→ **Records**
***
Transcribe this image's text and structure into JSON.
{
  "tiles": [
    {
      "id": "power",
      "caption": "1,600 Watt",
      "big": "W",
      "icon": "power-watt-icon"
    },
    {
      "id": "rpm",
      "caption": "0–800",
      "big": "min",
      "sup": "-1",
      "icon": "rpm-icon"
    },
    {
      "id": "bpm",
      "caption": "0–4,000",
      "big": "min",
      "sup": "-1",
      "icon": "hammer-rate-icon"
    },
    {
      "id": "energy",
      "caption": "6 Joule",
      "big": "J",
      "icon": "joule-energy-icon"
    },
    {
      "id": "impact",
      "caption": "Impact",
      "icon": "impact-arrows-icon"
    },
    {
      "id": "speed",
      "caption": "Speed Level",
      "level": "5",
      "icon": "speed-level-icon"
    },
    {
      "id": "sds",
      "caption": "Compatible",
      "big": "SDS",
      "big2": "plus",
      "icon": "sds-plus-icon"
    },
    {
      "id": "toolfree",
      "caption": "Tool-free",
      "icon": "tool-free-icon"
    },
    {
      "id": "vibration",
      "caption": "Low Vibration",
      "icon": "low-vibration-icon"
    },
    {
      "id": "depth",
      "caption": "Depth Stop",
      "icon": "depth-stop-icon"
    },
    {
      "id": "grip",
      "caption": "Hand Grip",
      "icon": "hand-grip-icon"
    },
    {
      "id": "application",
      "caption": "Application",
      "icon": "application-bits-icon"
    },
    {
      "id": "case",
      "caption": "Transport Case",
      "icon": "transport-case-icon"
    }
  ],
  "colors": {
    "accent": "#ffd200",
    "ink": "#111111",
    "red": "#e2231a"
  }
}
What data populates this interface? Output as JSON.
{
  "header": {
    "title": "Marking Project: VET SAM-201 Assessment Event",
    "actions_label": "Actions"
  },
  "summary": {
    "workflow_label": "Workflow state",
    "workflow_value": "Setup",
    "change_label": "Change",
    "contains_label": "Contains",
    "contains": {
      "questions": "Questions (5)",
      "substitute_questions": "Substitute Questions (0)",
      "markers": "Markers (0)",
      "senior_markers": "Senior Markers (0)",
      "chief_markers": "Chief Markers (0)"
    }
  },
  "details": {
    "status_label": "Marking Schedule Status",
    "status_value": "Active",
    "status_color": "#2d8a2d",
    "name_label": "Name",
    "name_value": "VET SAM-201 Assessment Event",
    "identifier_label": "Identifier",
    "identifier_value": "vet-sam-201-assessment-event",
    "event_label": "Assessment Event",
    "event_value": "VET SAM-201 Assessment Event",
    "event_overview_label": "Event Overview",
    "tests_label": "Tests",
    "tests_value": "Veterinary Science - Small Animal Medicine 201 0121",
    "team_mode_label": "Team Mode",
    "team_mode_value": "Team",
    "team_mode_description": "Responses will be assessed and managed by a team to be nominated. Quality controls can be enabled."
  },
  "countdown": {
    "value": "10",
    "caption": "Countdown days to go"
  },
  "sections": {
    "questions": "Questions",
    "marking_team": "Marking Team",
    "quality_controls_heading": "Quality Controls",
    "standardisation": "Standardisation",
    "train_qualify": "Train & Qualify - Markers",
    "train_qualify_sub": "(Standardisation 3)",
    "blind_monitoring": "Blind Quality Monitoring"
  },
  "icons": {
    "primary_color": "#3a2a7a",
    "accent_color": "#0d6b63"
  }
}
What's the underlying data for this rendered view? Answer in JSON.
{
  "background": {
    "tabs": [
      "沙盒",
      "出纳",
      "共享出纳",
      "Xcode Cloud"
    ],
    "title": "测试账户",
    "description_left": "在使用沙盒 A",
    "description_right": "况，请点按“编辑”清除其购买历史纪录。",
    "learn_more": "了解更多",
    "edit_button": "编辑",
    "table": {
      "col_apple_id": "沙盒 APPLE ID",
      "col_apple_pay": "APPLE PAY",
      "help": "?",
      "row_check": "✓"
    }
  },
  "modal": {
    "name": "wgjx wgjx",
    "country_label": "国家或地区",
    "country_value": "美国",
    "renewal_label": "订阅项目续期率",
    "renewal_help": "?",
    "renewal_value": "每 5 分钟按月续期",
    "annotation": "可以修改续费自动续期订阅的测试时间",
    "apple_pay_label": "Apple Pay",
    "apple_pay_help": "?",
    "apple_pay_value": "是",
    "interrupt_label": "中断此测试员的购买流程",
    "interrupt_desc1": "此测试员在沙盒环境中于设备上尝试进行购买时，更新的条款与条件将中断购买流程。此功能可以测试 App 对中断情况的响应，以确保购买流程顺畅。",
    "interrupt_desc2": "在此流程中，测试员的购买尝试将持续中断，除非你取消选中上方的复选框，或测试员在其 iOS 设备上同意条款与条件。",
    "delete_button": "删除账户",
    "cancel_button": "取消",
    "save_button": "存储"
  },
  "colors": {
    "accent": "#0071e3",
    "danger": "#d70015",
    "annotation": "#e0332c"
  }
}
***
→ **WORK INSTRUCTIONS**
Quote every line of the data, word for word.

→ **RESULT**
Transcribe this image's text and structure into JSON.
{
  "tiles": [
    {
      "id": "power",
      "caption": "1,600 Watt",
      "big": "W",
      "icon": "power-watt-icon"
    },
    {
      "id": "rpm",
      "caption": "0–800",
      "big": "min",
      "sup": "-1",
      "icon": "rpm-icon"
    },
    {
      "id": "bpm",
      "caption": "0–4,000",
      "big": "min",
      "sup": "-1",
      "icon": "hammer-rate-icon"
    },
    {
      "id": "energy",
      "caption": "6 Joule",
      "big": "J",
      "icon": "joule-energy-icon"
    },
    {
      "id": "impact",
      "caption": "Impact",
      "icon": "impact-arrows-icon"
    },
    {
      "id": "speed",
      "caption": "Speed Level",
      "level": "5",
      "icon": "speed-level-icon"
    },
    {
      "id": "sds",
      "caption": "Compatible",
      "big": "SDS",
      "big2": "plus",
      "icon": "sds-plus-icon"
    },
    {
      "id": "toolfree",
      "caption": "Tool-free",
      "icon": "tool-free-icon"
    },
    {
      "id": "vibration",
      "caption": "Low Vibration",
      "icon": "low-vibration-icon"
    },
    {
      "id": "depth",
      "caption": "Depth Stop",
      "icon": "depth-stop-icon"
    },
    {
      "id": "grip",
      "caption": "Hand Grip",
      "icon": "hand-grip-icon"
    },
    {
      "id": "application",
      "caption": "Application",
      "icon": "application-bits-icon"
    },
    {
      "id": "case",
      "caption": "Transport Case",
      "icon": "transport-case-icon"
    }
  ],
  "colors": {
    "accent": "#ffd200",
    "ink": "#111111",
    "red": "#e2231a"
  }
}
What data populates this interface? Output as JSON.
{
  "header": {
    "title": "Marking Project: VET SAM-201 Assessment Event",
    "actions_label": "Actions"
  },
  "summary": {
    "workflow_label": "Workflow state",
    "workflow_value": "Setup",
    "change_label": "Change",
    "contains_label": "Contains",
    "contains": {
      "questions": "Questions (5)",
      "substitute_questions": "Substitute Questions (0)",
      "markers": "Markers (0)",
      "senior_markers": "Senior Markers (0)",
      "chief_markers": "Chief Markers (0)"
    }
  },
  "details": {
    "status_label": "Marking Schedule Status",
    "status_value": "Active",
    "status_color": "#2d8a2d",
    "name_label": "Name",
    "name_value": "VET SAM-201 Assessment Event",
    "identifier_label": "Identifier",
    "identifier_value": "vet-sam-201-assessment-event",
    "event_label": "Assessment Event",
    "event_value": "VET SAM-201 Assessment Event",
    "event_overview_label": "Event Overview",
    "tests_label": "Tests",
    "tests_value": "Veterinary Science - Small Animal Medicine 201 0121",
    "team_mode_label": "Team Mode",
    "team_mode_value": "Team",
    "team_mode_description": "Responses will be assessed and managed by a team to be nominated. Quality controls can be enabled."
  },
  "countdown": {
    "value": "10",
    "caption": "Countdown days to go"
  },
  "sections": {
    "questions": "Questions",
    "marking_team": "Marking Team",
    "quality_controls_heading": "Quality Controls",
    "standardisation": "Standardisation",
    "train_qualify": "Train & Qualify - Markers",
    "train_qualify_sub": "(Standardisation 3)",
    "blind_monitoring": "Blind Quality Monitoring"
  },
  "icons": {
    "primary_color": "#3a2a7a",
    "accent_color": "#0d6b63"
  }
}
What's the underlying data for this rendered view? Answer in JSON.
{
  "background": {
    "tabs": [
      "沙盒",
      "出纳",
      "共享出纳",
      "Xcode Cloud"
    ],
    "title": "测试账户",
    "description_left": "在使用沙盒 A",
    "description_right": "况，请点按“编辑”清除其购买历史纪录。",
    "learn_more": "了解更多",
    "edit_button": "编辑",
    "table": {
      "col_apple_id": "沙盒 APPLE ID",
      "col_apple_pay": "APPLE PAY",
      "help": "?",
      "row_check": "✓"
    }
  },
  "modal": {
    "name": "wgjx wgjx",
    "country_label": "国家或地区",
    "country_value": "美国",
    "renewal_label": "订阅项目续期率",
    "renewal_help": "?",
    "renewal_value": "每 5 分钟按月续期",
    "annotation": "可以修改续费自动续期订阅的测试时间",
    "apple_pay_label": "Apple Pay",
    "apple_pay_help": "?",
    "apple_pay_value": "是",
    "interrupt_label": "中断此测试员的购买流程",
    "interrupt_desc1": "此测试员在沙盒环境中于设备上尝试进行购买时，更新的条款与条件将中断购买流程。此功能可以测试 App 对中断情况的响应，以确保购买流程顺畅。",
    "interrupt_desc2": "在此流程中，测试员的购买尝试将持续中断，除非你取消选中上方的复选框，或测试员在其 iOS 设备上同意条款与条件。",
    "delete_button": "删除账户",
    "cancel_button": "取消",
    "save_button": "存储"
  },
  "colors": {
    "accent": "#0071e3",
    "danger": "#d70015",
    "annotation": "#e0332c"
  }
}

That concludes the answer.